_EXERCISE GOAL_
Rewrite the listing below as a numbered list, leaving out any blank lines.

_MATERIAL FOR THIS TASK_
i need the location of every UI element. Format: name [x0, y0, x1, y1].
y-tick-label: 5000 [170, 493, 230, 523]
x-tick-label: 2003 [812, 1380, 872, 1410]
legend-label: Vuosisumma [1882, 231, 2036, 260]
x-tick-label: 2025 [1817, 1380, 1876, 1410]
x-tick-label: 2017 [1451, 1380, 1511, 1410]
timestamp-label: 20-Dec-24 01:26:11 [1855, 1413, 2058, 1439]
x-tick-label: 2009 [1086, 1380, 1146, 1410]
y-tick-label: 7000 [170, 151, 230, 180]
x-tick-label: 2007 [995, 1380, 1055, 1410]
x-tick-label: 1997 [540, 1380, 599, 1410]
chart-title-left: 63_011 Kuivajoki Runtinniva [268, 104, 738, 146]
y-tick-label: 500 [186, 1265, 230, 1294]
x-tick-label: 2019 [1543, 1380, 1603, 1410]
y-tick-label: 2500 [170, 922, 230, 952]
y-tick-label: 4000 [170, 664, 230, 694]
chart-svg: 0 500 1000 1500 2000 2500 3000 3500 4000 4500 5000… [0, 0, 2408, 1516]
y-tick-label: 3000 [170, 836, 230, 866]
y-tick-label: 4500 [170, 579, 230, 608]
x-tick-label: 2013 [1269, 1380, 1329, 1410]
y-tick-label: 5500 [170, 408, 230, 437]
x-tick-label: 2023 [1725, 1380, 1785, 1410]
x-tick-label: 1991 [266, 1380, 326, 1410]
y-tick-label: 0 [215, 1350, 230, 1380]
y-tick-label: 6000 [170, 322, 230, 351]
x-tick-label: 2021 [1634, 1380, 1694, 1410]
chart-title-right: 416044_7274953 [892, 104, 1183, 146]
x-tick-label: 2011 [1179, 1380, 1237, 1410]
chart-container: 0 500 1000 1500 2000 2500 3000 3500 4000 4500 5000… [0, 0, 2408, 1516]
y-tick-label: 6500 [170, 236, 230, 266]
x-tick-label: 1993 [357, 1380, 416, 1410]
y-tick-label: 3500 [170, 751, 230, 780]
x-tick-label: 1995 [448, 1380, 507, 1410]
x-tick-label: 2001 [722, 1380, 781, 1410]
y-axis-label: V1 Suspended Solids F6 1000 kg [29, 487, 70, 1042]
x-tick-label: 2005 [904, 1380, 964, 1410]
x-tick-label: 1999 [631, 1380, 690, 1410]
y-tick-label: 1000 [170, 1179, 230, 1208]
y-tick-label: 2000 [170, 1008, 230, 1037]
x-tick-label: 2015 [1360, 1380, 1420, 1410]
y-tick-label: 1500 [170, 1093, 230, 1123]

_WRITTEN RESPONSE_
1. i need the location of every UI element. Format: name [x0, y0, x1, y1].
2. y-tick-label: 5000 [170, 493, 230, 523]
3. x-tick-label: 2003 [812, 1380, 872, 1410]
4. legend-label: Vuosisumma [1882, 231, 2036, 260]
5. x-tick-label: 2025 [1817, 1380, 1876, 1410]
6. x-tick-label: 2017 [1451, 1380, 1511, 1410]
7. timestamp-label: 20-Dec-24 01:26:11 [1855, 1413, 2058, 1439]
8. x-tick-label: 2009 [1086, 1380, 1146, 1410]
9. y-tick-label: 7000 [170, 151, 230, 180]
10. x-tick-label: 2007 [995, 1380, 1055, 1410]
11. x-tick-label: 1997 [540, 1380, 599, 1410]
12. chart-title-left: 63_011 Kuivajoki Runtinniva [268, 104, 738, 146]
13. y-tick-label: 500 [186, 1265, 230, 1294]
14. x-tick-label: 2019 [1543, 1380, 1603, 1410]
15. y-tick-label: 2500 [170, 922, 230, 952]
16. y-tick-label: 4000 [170, 664, 230, 694]
17. chart-svg: 0 500 1000 1500 2000 2500 3000 3500 4000 4500 5000… [0, 0, 2408, 1516]
18. y-tick-label: 3000 [170, 836, 230, 866]
19. y-tick-label: 4500 [170, 579, 230, 608]
20. x-tick-label: 2013 [1269, 1380, 1329, 1410]
21. y-tick-label: 5500 [170, 408, 230, 437]
22. x-tick-label: 2023 [1725, 1380, 1785, 1410]
23. x-tick-label: 1991 [266, 1380, 326, 1410]
24. y-tick-label: 0 [215, 1350, 230, 1380]
25. y-tick-label: 6000 [170, 322, 230, 351]
26. x-tick-label: 2021 [1634, 1380, 1694, 1410]
27. chart-title-right: 416044_7274953 [892, 104, 1183, 146]
28. x-tick-label: 2011 [1179, 1380, 1237, 1410]
29. chart-container: 0 500 1000 1500 2000 2500 3000 3500 4000 4500 5000… [0, 0, 2408, 1516]
30. y-tick-label: 6500 [170, 236, 230, 266]
31. x-tick-label: 1993 [357, 1380, 416, 1410]
32. y-tick-label: 3500 [170, 751, 230, 780]
33. x-tick-label: 1995 [448, 1380, 507, 1410]
34. x-tick-label: 2001 [722, 1380, 781, 1410]
35. y-axis-label: V1 Suspended Solids F6 1000 kg [29, 487, 70, 1042]
36. x-tick-label: 2005 [904, 1380, 964, 1410]
37. x-tick-label: 1999 [631, 1380, 690, 1410]
38. y-tick-label: 1000 [170, 1179, 230, 1208]
39. y-tick-label: 2000 [170, 1008, 230, 1037]
40. x-tick-label: 2015 [1360, 1380, 1420, 1410]
41. y-tick-label: 1500 [170, 1093, 230, 1123]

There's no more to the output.